• [THE REQUEST] Every line of the material is to be repeated exactly as it stands.

• [DATA EXTRACT]
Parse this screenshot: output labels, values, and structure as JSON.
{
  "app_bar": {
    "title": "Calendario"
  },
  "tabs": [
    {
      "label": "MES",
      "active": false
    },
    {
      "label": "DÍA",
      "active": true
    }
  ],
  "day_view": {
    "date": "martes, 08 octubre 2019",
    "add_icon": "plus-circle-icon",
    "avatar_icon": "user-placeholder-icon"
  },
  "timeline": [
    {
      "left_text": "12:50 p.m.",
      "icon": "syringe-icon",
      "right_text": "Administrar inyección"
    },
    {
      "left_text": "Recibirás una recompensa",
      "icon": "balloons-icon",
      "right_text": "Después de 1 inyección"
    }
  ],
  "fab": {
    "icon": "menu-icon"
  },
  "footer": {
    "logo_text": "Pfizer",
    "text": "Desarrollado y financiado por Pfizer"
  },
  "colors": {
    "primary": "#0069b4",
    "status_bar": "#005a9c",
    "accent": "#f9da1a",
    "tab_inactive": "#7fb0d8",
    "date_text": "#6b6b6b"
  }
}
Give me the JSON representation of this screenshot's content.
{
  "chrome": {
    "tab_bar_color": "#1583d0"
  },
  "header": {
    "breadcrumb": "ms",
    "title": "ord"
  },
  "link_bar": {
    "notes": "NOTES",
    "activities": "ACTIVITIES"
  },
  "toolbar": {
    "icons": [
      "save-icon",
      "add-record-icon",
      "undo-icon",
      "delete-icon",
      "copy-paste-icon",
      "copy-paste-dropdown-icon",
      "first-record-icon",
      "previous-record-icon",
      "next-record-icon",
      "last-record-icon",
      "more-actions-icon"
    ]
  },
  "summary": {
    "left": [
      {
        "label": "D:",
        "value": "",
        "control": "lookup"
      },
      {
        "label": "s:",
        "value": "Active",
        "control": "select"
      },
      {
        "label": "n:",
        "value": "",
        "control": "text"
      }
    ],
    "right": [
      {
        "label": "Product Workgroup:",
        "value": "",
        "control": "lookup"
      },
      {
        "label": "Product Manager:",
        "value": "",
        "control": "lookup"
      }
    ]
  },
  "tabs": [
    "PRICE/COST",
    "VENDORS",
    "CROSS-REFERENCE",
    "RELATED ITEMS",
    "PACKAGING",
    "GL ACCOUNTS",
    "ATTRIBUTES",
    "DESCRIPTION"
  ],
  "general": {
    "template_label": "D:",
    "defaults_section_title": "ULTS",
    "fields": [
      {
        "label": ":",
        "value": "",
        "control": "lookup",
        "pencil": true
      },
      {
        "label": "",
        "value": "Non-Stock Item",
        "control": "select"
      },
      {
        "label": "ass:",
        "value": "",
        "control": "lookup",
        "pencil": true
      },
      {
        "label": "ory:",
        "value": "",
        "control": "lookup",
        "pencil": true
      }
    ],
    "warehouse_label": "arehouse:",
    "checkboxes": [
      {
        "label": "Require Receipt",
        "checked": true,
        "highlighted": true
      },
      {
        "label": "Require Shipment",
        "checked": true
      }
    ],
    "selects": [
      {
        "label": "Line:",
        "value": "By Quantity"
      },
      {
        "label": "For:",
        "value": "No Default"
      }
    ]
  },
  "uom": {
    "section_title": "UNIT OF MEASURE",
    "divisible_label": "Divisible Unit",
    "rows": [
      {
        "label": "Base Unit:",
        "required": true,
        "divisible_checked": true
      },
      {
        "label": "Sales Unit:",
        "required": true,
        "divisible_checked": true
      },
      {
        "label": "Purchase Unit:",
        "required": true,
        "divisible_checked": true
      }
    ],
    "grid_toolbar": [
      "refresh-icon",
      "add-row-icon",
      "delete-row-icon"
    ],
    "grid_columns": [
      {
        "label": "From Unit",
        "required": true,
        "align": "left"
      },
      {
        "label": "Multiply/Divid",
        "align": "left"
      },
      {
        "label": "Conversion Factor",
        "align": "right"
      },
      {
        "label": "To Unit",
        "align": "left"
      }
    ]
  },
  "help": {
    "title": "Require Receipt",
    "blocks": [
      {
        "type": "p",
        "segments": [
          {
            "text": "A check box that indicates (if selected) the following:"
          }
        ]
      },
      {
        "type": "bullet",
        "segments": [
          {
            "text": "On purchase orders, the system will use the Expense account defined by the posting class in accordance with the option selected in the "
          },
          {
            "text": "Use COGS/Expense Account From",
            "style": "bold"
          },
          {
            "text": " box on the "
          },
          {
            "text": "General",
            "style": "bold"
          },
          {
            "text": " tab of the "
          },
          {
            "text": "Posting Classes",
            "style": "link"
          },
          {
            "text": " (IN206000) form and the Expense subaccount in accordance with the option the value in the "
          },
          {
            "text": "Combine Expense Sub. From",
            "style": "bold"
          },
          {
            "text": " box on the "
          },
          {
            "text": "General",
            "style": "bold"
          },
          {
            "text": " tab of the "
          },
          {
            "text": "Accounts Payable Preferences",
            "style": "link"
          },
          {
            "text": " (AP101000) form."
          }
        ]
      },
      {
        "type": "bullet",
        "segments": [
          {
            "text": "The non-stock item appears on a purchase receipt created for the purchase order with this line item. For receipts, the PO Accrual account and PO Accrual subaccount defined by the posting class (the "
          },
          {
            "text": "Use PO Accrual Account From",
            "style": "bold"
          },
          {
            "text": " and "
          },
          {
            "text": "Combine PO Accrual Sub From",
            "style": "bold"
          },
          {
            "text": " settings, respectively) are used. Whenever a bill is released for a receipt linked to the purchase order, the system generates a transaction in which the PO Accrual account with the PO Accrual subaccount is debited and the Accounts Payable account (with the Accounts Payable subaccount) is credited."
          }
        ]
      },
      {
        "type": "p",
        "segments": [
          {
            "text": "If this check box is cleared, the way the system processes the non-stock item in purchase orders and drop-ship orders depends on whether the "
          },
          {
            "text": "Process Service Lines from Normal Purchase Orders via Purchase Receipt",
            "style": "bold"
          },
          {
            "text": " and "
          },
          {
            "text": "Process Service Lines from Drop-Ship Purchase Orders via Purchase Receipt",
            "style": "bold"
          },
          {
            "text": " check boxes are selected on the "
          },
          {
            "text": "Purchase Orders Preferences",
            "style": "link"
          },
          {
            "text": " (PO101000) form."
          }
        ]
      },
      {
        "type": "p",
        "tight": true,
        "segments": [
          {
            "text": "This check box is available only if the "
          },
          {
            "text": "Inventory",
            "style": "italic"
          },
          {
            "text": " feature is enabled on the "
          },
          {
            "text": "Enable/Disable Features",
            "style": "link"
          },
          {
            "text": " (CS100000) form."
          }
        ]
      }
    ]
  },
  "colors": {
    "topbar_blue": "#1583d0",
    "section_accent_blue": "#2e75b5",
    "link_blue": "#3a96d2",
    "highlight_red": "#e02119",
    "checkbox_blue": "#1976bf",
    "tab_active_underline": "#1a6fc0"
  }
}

• [OUTPUT FOR THIS TASK]
Parse this screenshot: output labels, values, and structure as JSON.
{
  "app_bar": {
    "title": "Calendario"
  },
  "tabs": [
    {
      "label": "MES",
      "active": false
    },
    {
      "label": "DÍA",
      "active": true
    }
  ],
  "day_view": {
    "date": "martes, 08 octubre 2019",
    "add_icon": "plus-circle-icon",
    "avatar_icon": "user-placeholder-icon"
  },
  "timeline": [
    {
      "left_text": "12:50 p.m.",
      "icon": "syringe-icon",
      "right_text": "Administrar inyección"
    },
    {
      "left_text": "Recibirás una recompensa",
      "icon": "balloons-icon",
      "right_text": "Después de 1 inyección"
    }
  ],
  "fab": {
    "icon": "menu-icon"
  },
  "footer": {
    "logo_text": "Pfizer",
    "text": "Desarrollado y financiado por Pfizer"
  },
  "colors": {
    "primary": "#0069b4",
    "status_bar": "#005a9c",
    "accent": "#f9da1a",
    "tab_inactive": "#7fb0d8",
    "date_text": "#6b6b6b"
  }
}
Give me the JSON representation of this screenshot's content.
{
  "chrome": {
    "tab_bar_color": "#1583d0"
  },
  "header": {
    "breadcrumb": "ms",
    "title": "ord"
  },
  "link_bar": {
    "notes": "NOTES",
    "activities": "ACTIVITIES"
  },
  "toolbar": {
    "icons": [
      "save-icon",
      "add-record-icon",
      "undo-icon",
      "delete-icon",
      "copy-paste-icon",
      "copy-paste-dropdown-icon",
      "first-record-icon",
      "previous-record-icon",
      "next-record-icon",
      "last-record-icon",
      "more-actions-icon"
    ]
  },
  "summary": {
    "left": [
      {
        "label": "D:",
        "value": "",
        "control": "lookup"
      },
      {
        "label": "s:",
        "value": "Active",
        "control": "select"
      },
      {
        "label": "n:",
        "value": "",
        "control": "text"
      }
    ],
    "right": [
      {
        "label": "Product Workgroup:",
        "value": "",
        "control": "lookup"
      },
      {
        "label": "Product Manager:",
        "value": "",
        "control": "lookup"
      }
    ]
  },
  "tabs": [
    "PRICE/COST",
    "VENDORS",
    "CROSS-REFERENCE",
    "RELATED ITEMS",
    "PACKAGING",
    "GL ACCOUNTS",
    "ATTRIBUTES",
    "DESCRIPTION"
  ],
  "general": {
    "template_label": "D:",
    "defaults_section_title": "ULTS",
    "fields": [
      {
        "label": ":",
        "value": "",
        "control": "lookup",
        "pencil": true
      },
      {
        "label": "",
        "value": "Non-Stock Item",
        "control": "select"
      },
      {
        "label": "ass:",
        "value": "",
        "control": "lookup",
        "pencil": true
      },
      {
        "label": "ory:",
        "value": "",
        "control": "lookup",
        "pencil": true
      }
    ],
    "warehouse_label": "arehouse:",
    "checkboxes": [
      {
        "label": "Require Receipt",
        "checked": true,
        "highlighted": true
      },
      {
        "label": "Require Shipment",
        "checked": true
      }
    ],
    "selects": [
      {
        "label": "Line:",
        "value": "By Quantity"
      },
      {
        "label": "For:",
        "value": "No Default"
      }
    ]
  },
  "uom": {
    "section_title": "UNIT OF MEASURE",
    "divisible_label": "Divisible Unit",
    "rows": [
      {
        "label": "Base Unit:",
        "required": true,
        "divisible_checked": true
      },
      {
        "label": "Sales Unit:",
        "required": true,
        "divisible_checked": true
      },
      {
        "label": "Purchase Unit:",
        "required": true,
        "divisible_checked": true
      }
    ],
    "grid_toolbar": [
      "refresh-icon",
      "add-row-icon",
      "delete-row-icon"
    ],
    "grid_columns": [
      {
        "label": "From Unit",
        "required": true,
        "align": "left"
      },
      {
        "label": "Multiply/Divid",
        "align": "left"
      },
      {
        "label": "Conversion Factor",
        "align": "right"
      },
      {
        "label": "To Unit",
        "align": "left"
      }
    ]
  },
  "help": {
    "title": "Require Receipt",
    "blocks": [
      {
        "type": "p",
        "segments": [
          {
            "text": "A check box that indicates (if selected) the following:"
          }
        ]
      },
      {
        "type": "bullet",
        "segments": [
          {
            "text": "On purchase orders, the system will use the Expense account defined by the posting class in accordance with the option selected in the "
          },
          {
            "text": "Use COGS/Expense Account From",
            "style": "bold"
          },
          {
            "text": " box on the "
          },
          {
            "text": "General",
            "style": "bold"
          },
          {
            "text": " tab of the "
          },
          {
            "text": "Posting Classes",
            "style": "link"
          },
          {
            "text": " (IN206000) form and the Expense subaccount in accordance with the option the value in the "
          },
          {
            "text": "Combine Expense Sub. From",
            "style": "bold"
          },
          {
            "text": " box on the "
          },
          {
            "text": "General",
            "style": "bold"
          },
          {
            "text": " tab of the "
          },
          {
            "text": "Accounts Payable Preferences",
            "style": "link"
          },
          {
            "text": " (AP101000) form."
          }
        ]
      },
      {
        "type": "bullet",
        "segments": [
          {
            "text": "The non-stock item appears on a purchase receipt created for the purchase order with this line item. For receipts, the PO Accrual account and PO Accrual subaccount defined by the posting class (the "
          },
          {
            "text": "Use PO Accrual Account From",
            "style": "bold"
          },
          {
            "text": " and "
          },
          {
            "text": "Combine PO Accrual Sub From",
            "style": "bold"
          },
          {
            "text": " settings, respectively) are used. Whenever a bill is released for a receipt linked to the purchase order, the system generates a transaction in which the PO Accrual account with the PO Accrual subaccount is debited and the Accounts Payable account (with the Accounts Payable subaccount) is credited."
          }
        ]
      },
      {
        "type": "p",
        "segments": [
          {
            "text": "If this check box is cleared, the way the system processes the non-stock item in purchase orders and drop-ship orders depends on whether the "
          },
          {
            "text": "Process Service Lines from Normal Purchase Orders via Purchase Receipt",
            "style": "bold"
          },
          {
            "text": " and "
          },
          {
            "text": "Process Service Lines from Drop-Ship Purchase Orders via Purchase Receipt",
            "style": "bold"
          },
          {
            "text": " check boxes are selected on the "
          },
          {
            "text": "Purchase Orders Preferences",
            "style": "link"
          },
          {
            "text": " (PO101000) form."
          }
        ]
      },
      {
        "type": "p",
        "tight": true,
        "segments": [
          {
            "text": "This check box is available only if the "
          },
          {
            "text": "Inventory",
            "style": "italic"
          },
          {
            "text": " feature is enabled on the "
          },
          {
            "text": "Enable/Disable Features",
            "style": "link"
          },
          {
            "text": " (CS100000) form."
          }
        ]
      }
    ]
  },
  "colors": {
    "topbar_blue": "#1583d0",
    "section_accent_blue": "#2e75b5",
    "link_blue": "#3a96d2",
    "highlight_red": "#e02119",
    "checkbox_blue": "#1976bf",
    "tab_active_underline": "#1a6fc0"
  }
}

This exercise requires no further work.